> What is needed
Each record below is to be copied word for word, with pictures removed.

> Input for this task
—————
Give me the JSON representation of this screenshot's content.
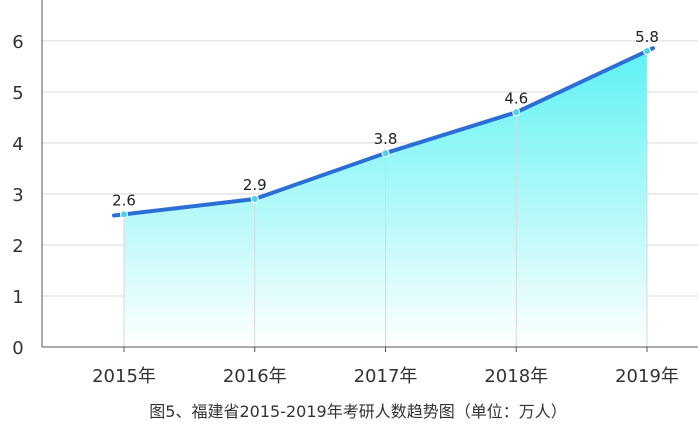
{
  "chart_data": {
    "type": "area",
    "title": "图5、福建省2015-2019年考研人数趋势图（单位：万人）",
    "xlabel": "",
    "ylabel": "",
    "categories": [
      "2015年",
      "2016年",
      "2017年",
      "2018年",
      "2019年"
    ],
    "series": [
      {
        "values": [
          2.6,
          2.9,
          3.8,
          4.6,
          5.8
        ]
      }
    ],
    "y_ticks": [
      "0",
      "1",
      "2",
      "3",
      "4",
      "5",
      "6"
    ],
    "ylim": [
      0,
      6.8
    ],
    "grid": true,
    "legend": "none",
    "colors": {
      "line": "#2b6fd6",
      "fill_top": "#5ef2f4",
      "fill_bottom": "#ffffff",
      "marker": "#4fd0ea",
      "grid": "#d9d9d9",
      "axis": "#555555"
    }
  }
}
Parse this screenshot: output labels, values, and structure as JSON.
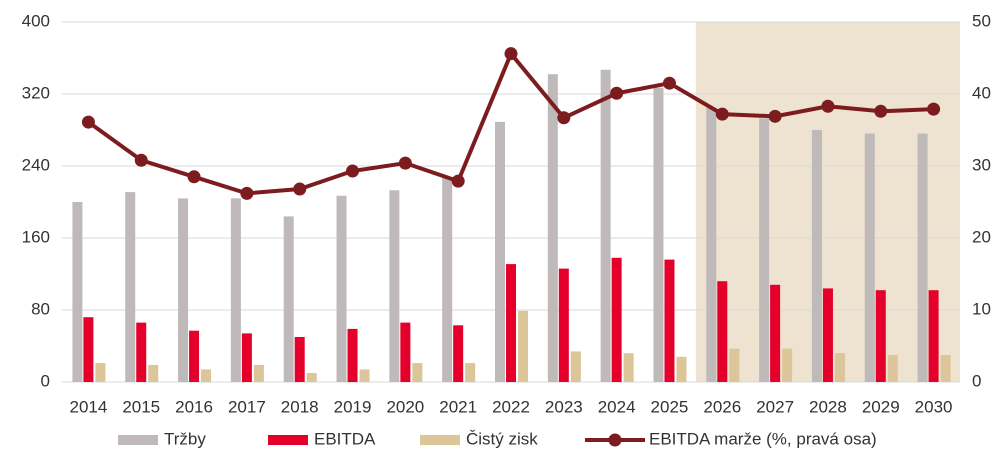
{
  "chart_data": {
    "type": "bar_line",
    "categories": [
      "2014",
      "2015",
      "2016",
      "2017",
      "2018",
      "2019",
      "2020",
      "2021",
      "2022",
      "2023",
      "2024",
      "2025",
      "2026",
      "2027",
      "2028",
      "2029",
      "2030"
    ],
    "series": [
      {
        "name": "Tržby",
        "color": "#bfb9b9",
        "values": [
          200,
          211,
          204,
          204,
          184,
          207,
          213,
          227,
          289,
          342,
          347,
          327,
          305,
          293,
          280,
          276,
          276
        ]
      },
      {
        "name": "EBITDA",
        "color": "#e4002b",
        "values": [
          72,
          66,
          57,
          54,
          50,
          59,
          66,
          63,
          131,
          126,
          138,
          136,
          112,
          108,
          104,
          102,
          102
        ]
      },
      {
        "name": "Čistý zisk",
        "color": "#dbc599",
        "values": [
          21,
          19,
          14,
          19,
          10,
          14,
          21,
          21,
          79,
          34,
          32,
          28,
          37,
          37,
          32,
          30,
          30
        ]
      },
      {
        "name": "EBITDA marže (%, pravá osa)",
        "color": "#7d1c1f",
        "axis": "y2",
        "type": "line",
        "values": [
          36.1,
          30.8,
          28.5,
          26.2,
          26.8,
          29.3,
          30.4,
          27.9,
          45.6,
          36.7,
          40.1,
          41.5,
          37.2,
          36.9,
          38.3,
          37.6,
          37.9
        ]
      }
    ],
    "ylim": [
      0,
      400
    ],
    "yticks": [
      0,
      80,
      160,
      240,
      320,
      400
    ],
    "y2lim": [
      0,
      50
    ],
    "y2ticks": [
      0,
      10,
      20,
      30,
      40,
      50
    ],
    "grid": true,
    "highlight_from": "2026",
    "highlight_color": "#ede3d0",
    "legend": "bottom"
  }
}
—————
> Exercise response
Give me the JSON representation of this screenshot's content.
{
  "chart_data": {
    "type": "area",
    "title": "图5、福建省2015-2019年考研人数趋势图（单位：万人）",
    "xlabel": "",
    "ylabel": "",
    "categories": [
      "2015年",
      "2016年",
      "2017年",
      "2018年",
      "2019年"
    ],
    "series": [
      {
        "values": [
          2.6,
          2.9,
          3.8,
          4.6,
          5.8
        ]
      }
    ],
    "y_ticks": [
      "0",
      "1",
      "2",
      "3",
      "4",
      "5",
      "6"
    ],
    "ylim": [
      0,
      6.8
    ],
    "grid": true,
    "legend": "none",
    "colors": {
      "line": "#2b6fd6",
      "fill_top": "#5ef2f4",
      "fill_bottom": "#ffffff",
      "marker": "#4fd0ea",
      "grid": "#d9d9d9",
      "axis": "#555555"
    }
  }
}
Parse this screenshot: output labels, values, and structure as JSON.
{
  "chart_data": {
    "type": "bar_line",
    "categories": [
      "2014",
      "2015",
      "2016",
      "2017",
      "2018",
      "2019",
      "2020",
      "2021",
      "2022",
      "2023",
      "2024",
      "2025",
      "2026",
      "2027",
      "2028",
      "2029",
      "2030"
    ],
    "series": [
      {
        "name": "Tržby",
        "color": "#bfb9b9",
        "values": [
          200,
          211,
          204,
          204,
          184,
          207,
          213,
          227,
          289,
          342,
          347,
          327,
          305,
          293,
          280,
          276,
          276
        ]
      },
      {
        "name": "EBITDA",
        "color": "#e4002b",
        "values": [
          72,
          66,
          57,
          54,
          50,
          59,
          66,
          63,
          131,
          126,
          138,
          136,
          112,
          108,
          104,
          102,
          102
        ]
      },
      {
        "name": "Čistý zisk",
        "color": "#dbc599",
        "values": [
          21,
          19,
          14,
          19,
          10,
          14,
          21,
          21,
          79,
          34,
          32,
          28,
          37,
          37,
          32,
          30,
          30
        ]
      },
      {
        "name": "EBITDA marže (%, pravá osa)",
        "color": "#7d1c1f",
        "axis": "y2",
        "type": "line",
        "values": [
          36.1,
          30.8,
          28.5,
          26.2,
          26.8,
          29.3,
          30.4,
          27.9,
          45.6,
          36.7,
          40.1,
          41.5,
          37.2,
          36.9,
          38.3,
          37.6,
          37.9
        ]
      }
    ],
    "ylim": [
      0,
      400
    ],
    "yticks": [
      0,
      80,
      160,
      240,
      320,
      400
    ],
    "y2lim": [
      0,
      50
    ],
    "y2ticks": [
      0,
      10,
      20,
      30,
      40,
      50
    ],
    "grid": true,
    "highlight_from": "2026",
    "highlight_color": "#ede3d0",
    "legend": "bottom"
  }
}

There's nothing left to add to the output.